Source excerpt:
Annotate Server Installation Guide - Part 2: optional modules.

This chapter describes how to install the optional modules for Annotate, and should be read after completing the basic install (with PDF support). Note that installing these modules is more complex than installing the basic Annotate server. You can install all, none or just a subset of these modules, depending on your requirements.

1. File conversion with Aspose

1.1 Download the Aspose module from this link

1.2 Create a new 'aspose' user

% adduser aspose

1.3 Create a new directory /var/lib/opus2/jetty-aspose owned by the aspose user

% mkdir -p /var/lib/opus2/jetty-aspose
% chown aspose:aspose -R /var/lib/opus2

1.4 Unzip the Aspose module on /var/lib/opus2/jetty-aspose, change ownership to the aspose user and copy the init script to add the new systemd service and start it:

% chown aspose:aspose /var/lib/opus2/jetty-aspose/jetty-aspose-prod-1.3.zip
% cp init/jetty-aspose.service /lib/systemd/system
% systemctl enable jetty-aspose.service
% systemctl start jetty-aspose.service

1.5 To check it started correctly run:

% journalctl -f -u jetty-aspose.service

1.6 Copy 'scripts/oojettyconv.sh' into your scripts folder in the Annotate install dir

1.7 Edit the phpconfig.inc file and set "$ooshcommand" to point at the "oojettyconv.sh" script

2. Enabling the Apache user to run programs

Typically PHP scripts are run as the apache user - which is a restricted account with no home directory. On Ubuntu linux, the default apache user is set up as www-data; one way to find our which user apache runs as on your system is to type ps aux | grep httpd and see who owns the cluster of 'httpd' processes.

If you want to be able to run openoffice or firefox as the apache user, (to support uploading Word documents via Openoffice) you will need to create a home directory where these applications store their profile settings.

# As root: first check if the apache user
# already has a home directory that it can write to:
#   N.B. if apache runs as a different user
#   e.g. 'www-data' you should replace 'apache' with 'www-data'
#   throughout this guide, e.g.
#     su www-data
#   
  % su apache
  $ cd
  $ touch tmp.tmp

# If this works, and the apache home directory is writable by
# the apache user, you can skip the rest of this section.

Entries provided:
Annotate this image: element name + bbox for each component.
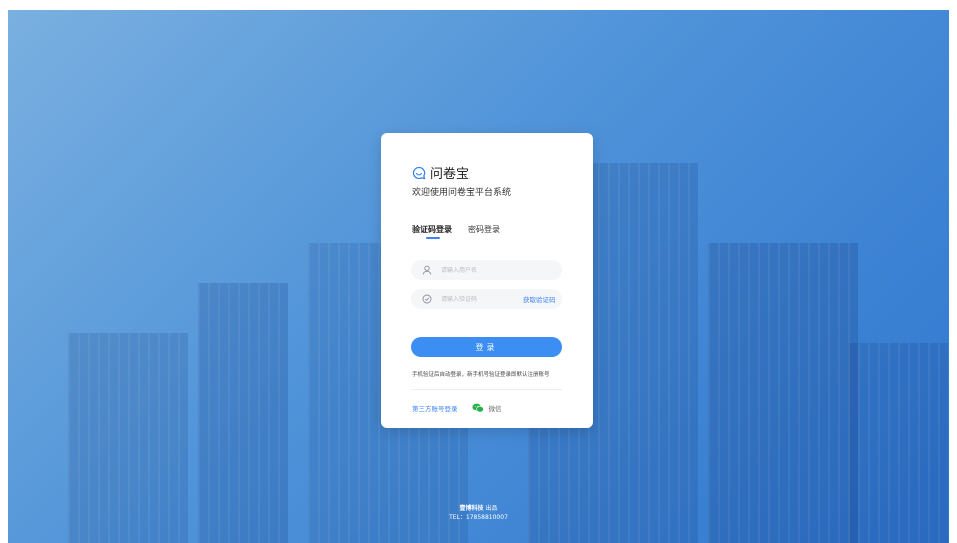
wechat-login-button[interactable]: 微信 xyxy=(471,403,502,413)
speech-bubble-icon xyxy=(412,166,426,179)
tab-password-login[interactable]: 密码登录 xyxy=(468,224,500,235)
login-button[interactable]: 登录 xyxy=(411,337,562,357)
login-notice: 手机验证后自动登录，新手机号验证登录即默认注册账号 xyxy=(412,372,550,378)
tab-sms-code-login[interactable]: 验证码登录 xyxy=(412,224,452,239)
user-icon xyxy=(422,265,432,275)
get-code-button[interactable]: 获取验证码 xyxy=(523,294,556,304)
tab-label: 密码登录 xyxy=(468,225,500,234)
login-card: 问卷宝 欢迎使用问卷宝平台系统 验证码登录 密码登录 获取验证码 登录 手机验证… xyxy=(381,133,593,428)
building-silhouette xyxy=(198,283,288,543)
username-field xyxy=(411,260,562,280)
tab-label: 验证码登录 xyxy=(412,225,452,234)
footer-tel: TEL：17858810007 xyxy=(449,514,508,521)
login-tabs: 验证码登录 密码登录 xyxy=(412,224,500,239)
verification-code-input[interactable] xyxy=(441,295,521,303)
active-tab-indicator xyxy=(426,237,440,239)
third-party-label: 第三方账号登录 xyxy=(412,405,458,413)
shield-check-icon xyxy=(422,294,432,304)
third-party-login: 第三方账号登录 微信 xyxy=(412,403,502,413)
welcome-subtitle: 欢迎使用问卷宝平台系统 xyxy=(412,188,512,198)
building-silhouette xyxy=(848,343,948,543)
brand-name: 问卷宝 xyxy=(430,167,470,182)
wechat-icon xyxy=(471,403,484,413)
brand-logo: 问卷宝 xyxy=(412,163,469,182)
username-input[interactable] xyxy=(441,266,521,274)
footer-company: 壹博科技 出品 xyxy=(0,505,957,513)
building-silhouette xyxy=(708,243,858,543)
verification-code-field: 获取验证码 xyxy=(411,289,562,309)
company-suffix: 出品 xyxy=(485,505,498,512)
wechat-label: 微信 xyxy=(488,405,502,413)
company-name: 壹博科技 xyxy=(459,505,484,512)
divider xyxy=(411,389,562,390)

Set tasks:
(a) Rewrite the paragraph of the Annotate installation guide that begins "Typically PHP scripts are run as the apache user" as a short bulleted list that keeps its main facts.
(b) Carry the Annotate installation guide forward from the last line shown.
The rows are separate from the Annotate installation guide.

Solved tasks:
(a)
- PHP scripts usually run as the apache user, a restricted account with no home directory.
- On Ubuntu Linux, the default apache user is www-data.
- To find which user Apache runs as, type ps aux | grep httpd and see who owns the group of 'httpd' processes.

(b)
# If this fails, you need to set up a home directory
# for the apache user - the example below sets it
# to '/var/www/ahome':-

  % cd /var/www
  % mkdir ahome
  % chown apache ahome
  % chgrp apache ahome

# Enable home directory for apache:
  % vi /etc/passwd

# edit the entry for the apache user to allow logins
# and set the home dir, e.g.:
  apache:x:48:48:Apache:/var/www/ahome:/bin/bash

# Check you can su to the apache user now:
  % su apache
                    

At this point you should also change the settings in the configuration file in annotate/scripts/bashconfig.inc, which is included by the various scripts for running openoffice and firefox. A sample is provided in bashconfig-sample.inc which you need to copy to bashconfig.inc and then edit:

  % su annotate
  $ cd /var/www/html/annotate/scripts
  $ cp bashconfig-sample.inc bashconfig.inc
  $ vi bashconfig.inc

# as the annotate user, edit the settings in annotate/scripts/bashconfig.inc:

  APACHE_USER=apache
  APACHE_HOME=/var/www/ahome
                    

3. File conversion with OpenOffice

Install openoffice 4.1.4: www.openoffice.org. It will install itself to somewhere like /opt/openoffice4/program.

Many linux distributions only offer older versions of openoffice via their standard install mechanism, so it is worth downloading directly from the openoffice download page. To fetch the openoffice 4.1.4. binary directly onto the server, you can follow the steps below:-

# go to: - http://download.openoffice.org/other.html
# right-click on the Download link for the version you want (e.g, English-US, Linux RPM)
# and 'copy link location' - it is a HTTP redirect to a download link.
# Use this as the argument to curl to fetch the soffice.tgz as root on server:-

# Login as root...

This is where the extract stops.